**Task details**:
Do not copy the pictures; transcribe all other material exactly.

**Given records**:
----------------------------------------
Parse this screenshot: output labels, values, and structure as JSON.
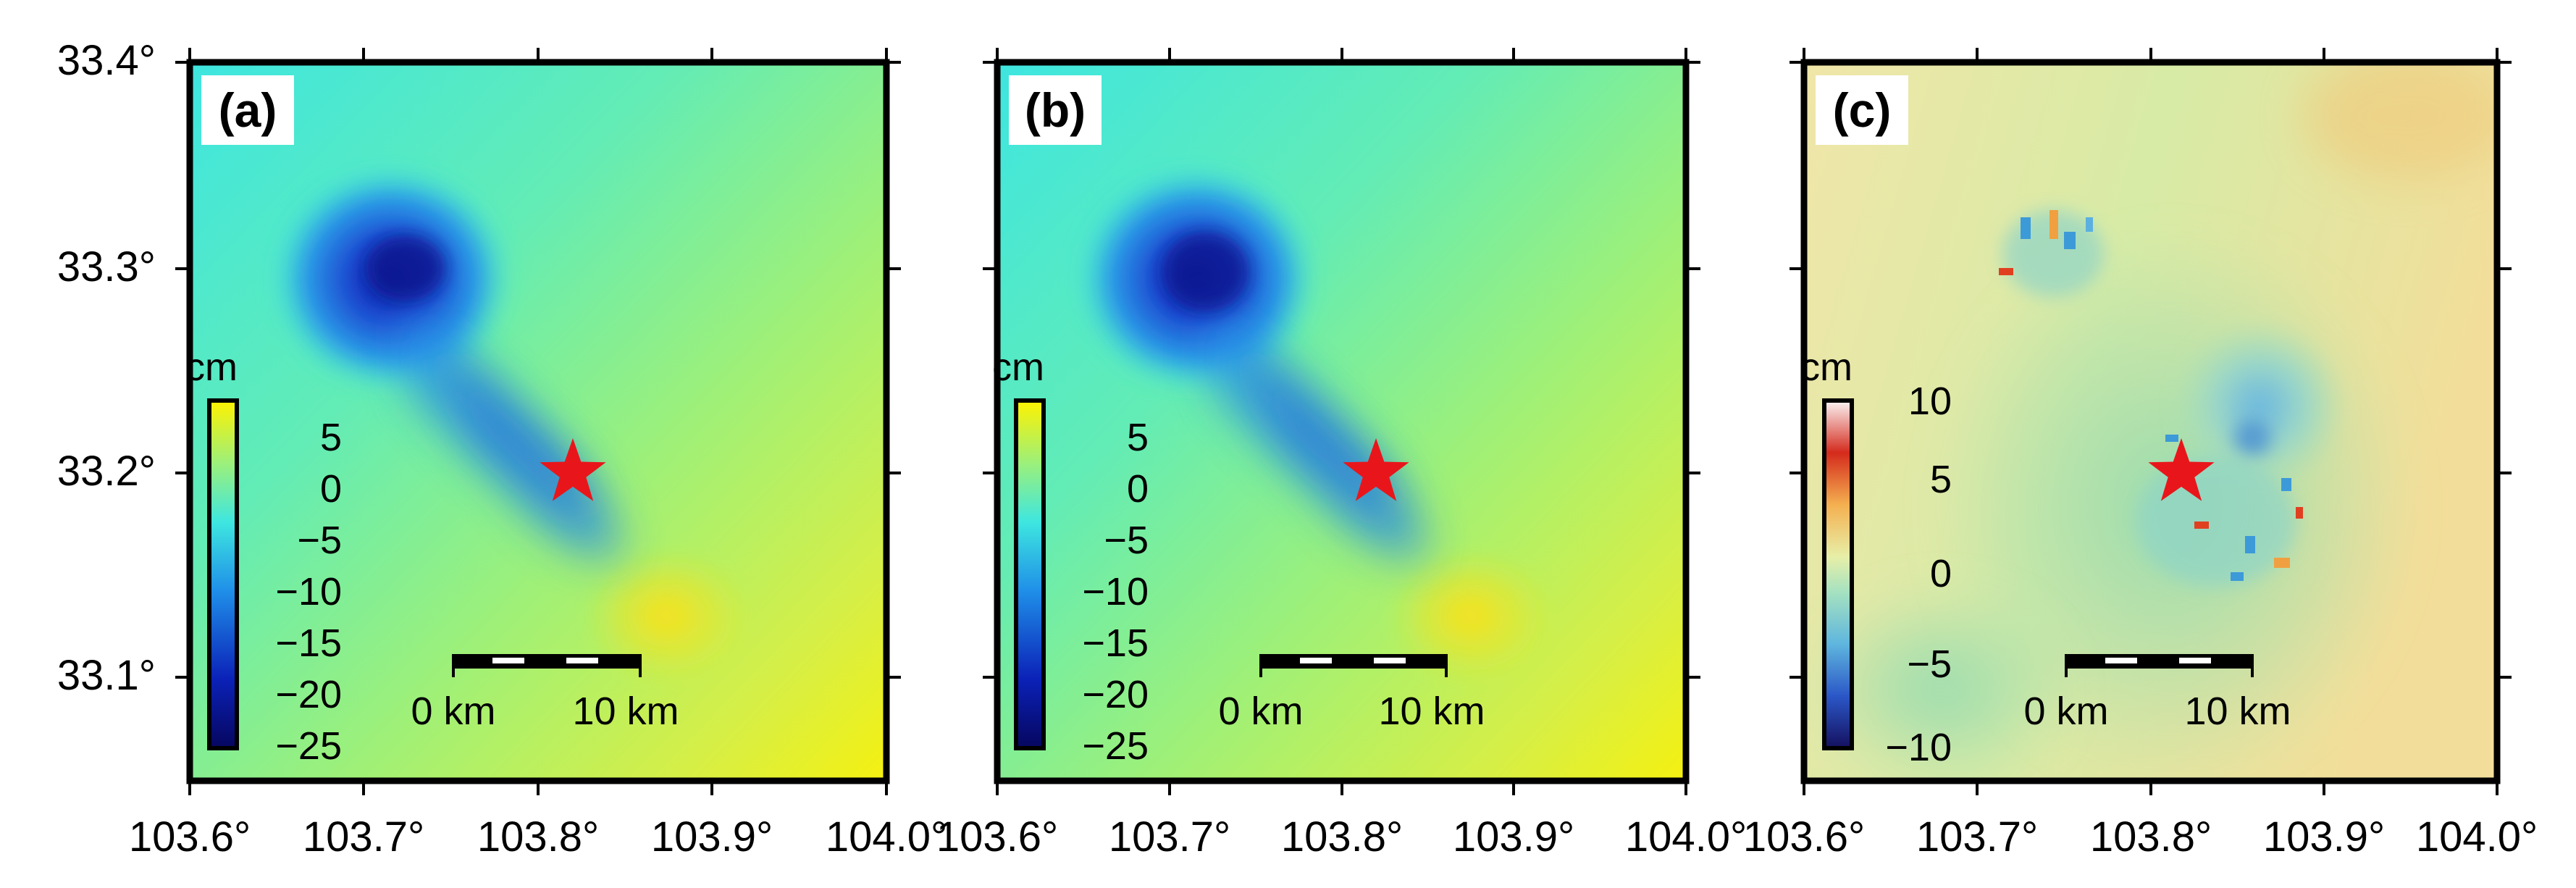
{
  "figure": {
    "y_ticks": [
      "33.1°",
      "33.2°",
      "33.3°",
      "33.4°"
    ],
    "x_ticks": [
      "103.6°",
      "103.7°",
      "103.8°",
      "103.9°",
      "104.0°"
    ]
  },
  "panels": [
    {
      "label": "(a)",
      "colorbar": {
        "unit": "cm",
        "tick_labels": [
          "5",
          "0",
          "−5",
          "−10",
          "−15",
          "−20",
          "−25"
        ]
      },
      "scale_bar": {
        "left_label": "0 km",
        "right_label": "10 km"
      },
      "epicenter": {
        "lon": 103.82,
        "lat": 33.2,
        "symbol": "star-icon",
        "color": "#e8161b"
      }
    },
    {
      "label": "(b)",
      "colorbar": {
        "unit": "cm",
        "tick_labels": [
          "5",
          "0",
          "−5",
          "−10",
          "−15",
          "−20",
          "−25"
        ]
      },
      "scale_bar": {
        "left_label": "0 km",
        "right_label": "10 km"
      },
      "epicenter": {
        "lon": 103.82,
        "lat": 33.2,
        "symbol": "star-icon",
        "color": "#e8161b"
      }
    },
    {
      "label": "(c)",
      "colorbar": {
        "unit": "cm",
        "tick_labels": [
          "10",
          "5",
          "0",
          "−5",
          "−10"
        ]
      },
      "scale_bar": {
        "left_label": "0 km",
        "right_label": "10 km"
      },
      "epicenter": {
        "lon": 103.82,
        "lat": 33.2,
        "symbol": "star-icon",
        "color": "#e8161b"
      }
    }
  ],
  "colors": {
    "frame": "#000000",
    "star": "#e8161b"
  }
}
----------------------------------------
**Response for this exercise**:
Parse this screenshot: output labels, values, and structure as JSON.
{
  "figure": {
    "y_ticks": [
      "33.1°",
      "33.2°",
      "33.3°",
      "33.4°"
    ],
    "x_ticks": [
      "103.6°",
      "103.7°",
      "103.8°",
      "103.9°",
      "104.0°"
    ]
  },
  "panels": [
    {
      "label": "(a)",
      "colorbar": {
        "unit": "cm",
        "tick_labels": [
          "5",
          "0",
          "−5",
          "−10",
          "−15",
          "−20",
          "−25"
        ]
      },
      "scale_bar": {
        "left_label": "0 km",
        "right_label": "10 km"
      },
      "epicenter": {
        "lon": 103.82,
        "lat": 33.2,
        "symbol": "star-icon",
        "color": "#e8161b"
      }
    },
    {
      "label": "(b)",
      "colorbar": {
        "unit": "cm",
        "tick_labels": [
          "5",
          "0",
          "−5",
          "−10",
          "−15",
          "−20",
          "−25"
        ]
      },
      "scale_bar": {
        "left_label": "0 km",
        "right_label": "10 km"
      },
      "epicenter": {
        "lon": 103.82,
        "lat": 33.2,
        "symbol": "star-icon",
        "color": "#e8161b"
      }
    },
    {
      "label": "(c)",
      "colorbar": {
        "unit": "cm",
        "tick_labels": [
          "10",
          "5",
          "0",
          "−5",
          "−10"
        ]
      },
      "scale_bar": {
        "left_label": "0 km",
        "right_label": "10 km"
      },
      "epicenter": {
        "lon": 103.82,
        "lat": 33.2,
        "symbol": "star-icon",
        "color": "#e8161b"
      }
    }
  ],
  "colors": {
    "frame": "#000000",
    "star": "#e8161b"
  }
}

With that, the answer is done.